» Task prompt
Find how many lines in the material hold the word "index", then state that number and nothing more.

___ Source records ___

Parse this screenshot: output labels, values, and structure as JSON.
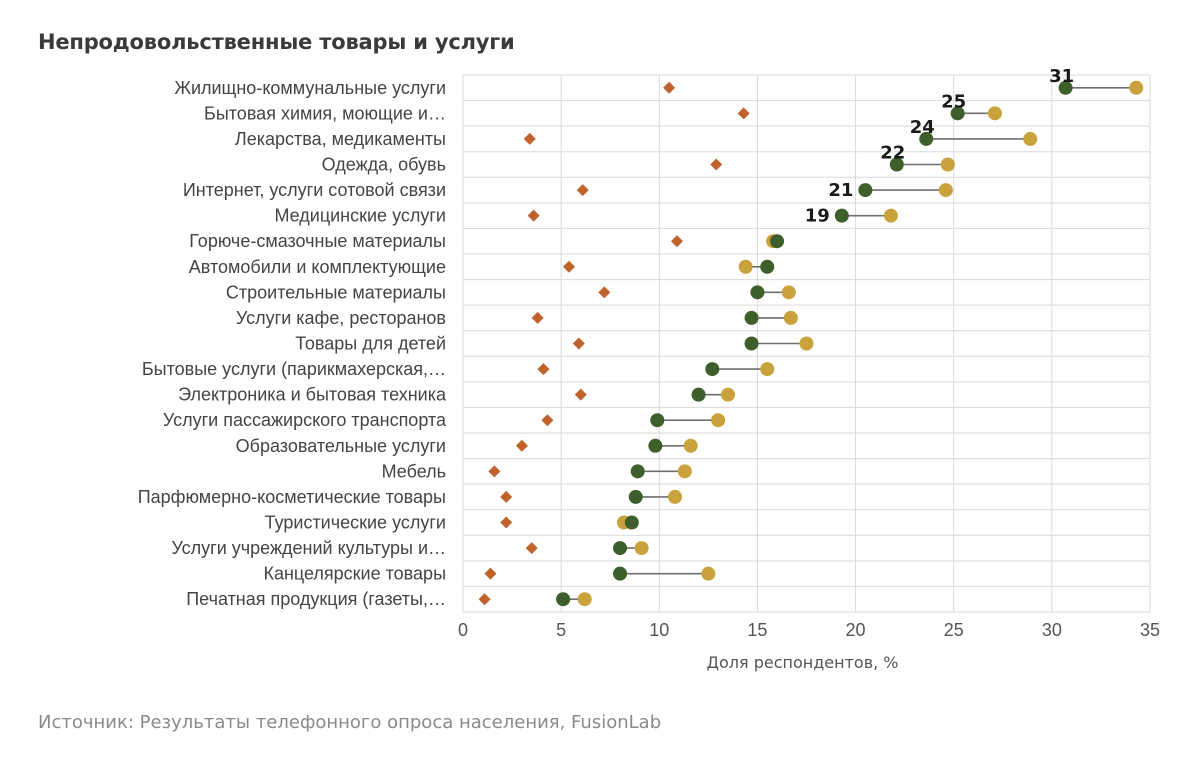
{
  "chart_data": {
    "type": "dumbbell",
    "title": "Непродовольственные товары и услуги",
    "xlabel": "Доля респондентов, %",
    "source": "Источник: Результаты телефонного опроса населения, FusionLab",
    "xlim": [
      0,
      35
    ],
    "xticks": [
      0,
      5,
      10,
      15,
      20,
      25,
      30,
      35
    ],
    "grid": true,
    "colors": {
      "diamond": "#c0622b",
      "dark": "#3e5e2c",
      "gold": "#c9a23b",
      "connector": "#6f6f6f",
      "grid": "#d9d9d9"
    },
    "categories": [
      "Жилищно-коммунальные услуги",
      "Бытовая химия, моющие и…",
      "Лекарства, медикаменты",
      "Одежда, обувь",
      "Интернет, услуги сотовой связи",
      "Медицинские услуги",
      "Горюче-смазочные материалы",
      "Автомобили и комплектующие",
      "Строительные материалы",
      "Услуги кафе, ресторанов",
      "Товары для детей",
      "Бытовые услуги (парикмахерская,…",
      "Электроника и бытовая техника",
      "Услуги пассажирского транспорта",
      "Образовательные услуги",
      "Мебель",
      "Парфюмерно-косметические товары",
      "Туристические услуги",
      "Услуги учреждений культуры и…",
      "Канцелярские товары",
      "Печатная продукция (газеты,…"
    ],
    "series": [
      {
        "marker": "diamond",
        "values": [
          10.5,
          14.3,
          3.4,
          12.9,
          6.1,
          3.6,
          10.9,
          5.4,
          7.2,
          3.8,
          5.9,
          4.1,
          6.0,
          4.3,
          3.0,
          1.6,
          2.2,
          2.2,
          3.5,
          1.4,
          1.1
        ]
      },
      {
        "marker": "dark",
        "values": [
          30.7,
          25.2,
          23.6,
          22.1,
          20.5,
          19.3,
          16.0,
          15.5,
          15.0,
          14.7,
          14.7,
          12.7,
          12.0,
          9.9,
          9.8,
          8.9,
          8.8,
          8.6,
          8.0,
          8.0,
          5.1
        ]
      },
      {
        "marker": "gold",
        "values": [
          34.3,
          27.1,
          28.9,
          24.7,
          24.6,
          21.8,
          15.8,
          14.4,
          16.6,
          16.7,
          17.5,
          15.5,
          13.5,
          13.0,
          11.6,
          11.3,
          10.8,
          8.2,
          9.1,
          12.5,
          6.2
        ]
      }
    ],
    "data_labels": [
      {
        "index": 0,
        "text": "31"
      },
      {
        "index": 1,
        "text": "25"
      },
      {
        "index": 2,
        "text": "24"
      },
      {
        "index": 3,
        "text": "22"
      },
      {
        "index": 4,
        "text": "21"
      },
      {
        "index": 5,
        "text": "19"
      }
    ]
  }
}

___

» Result of the exercise
6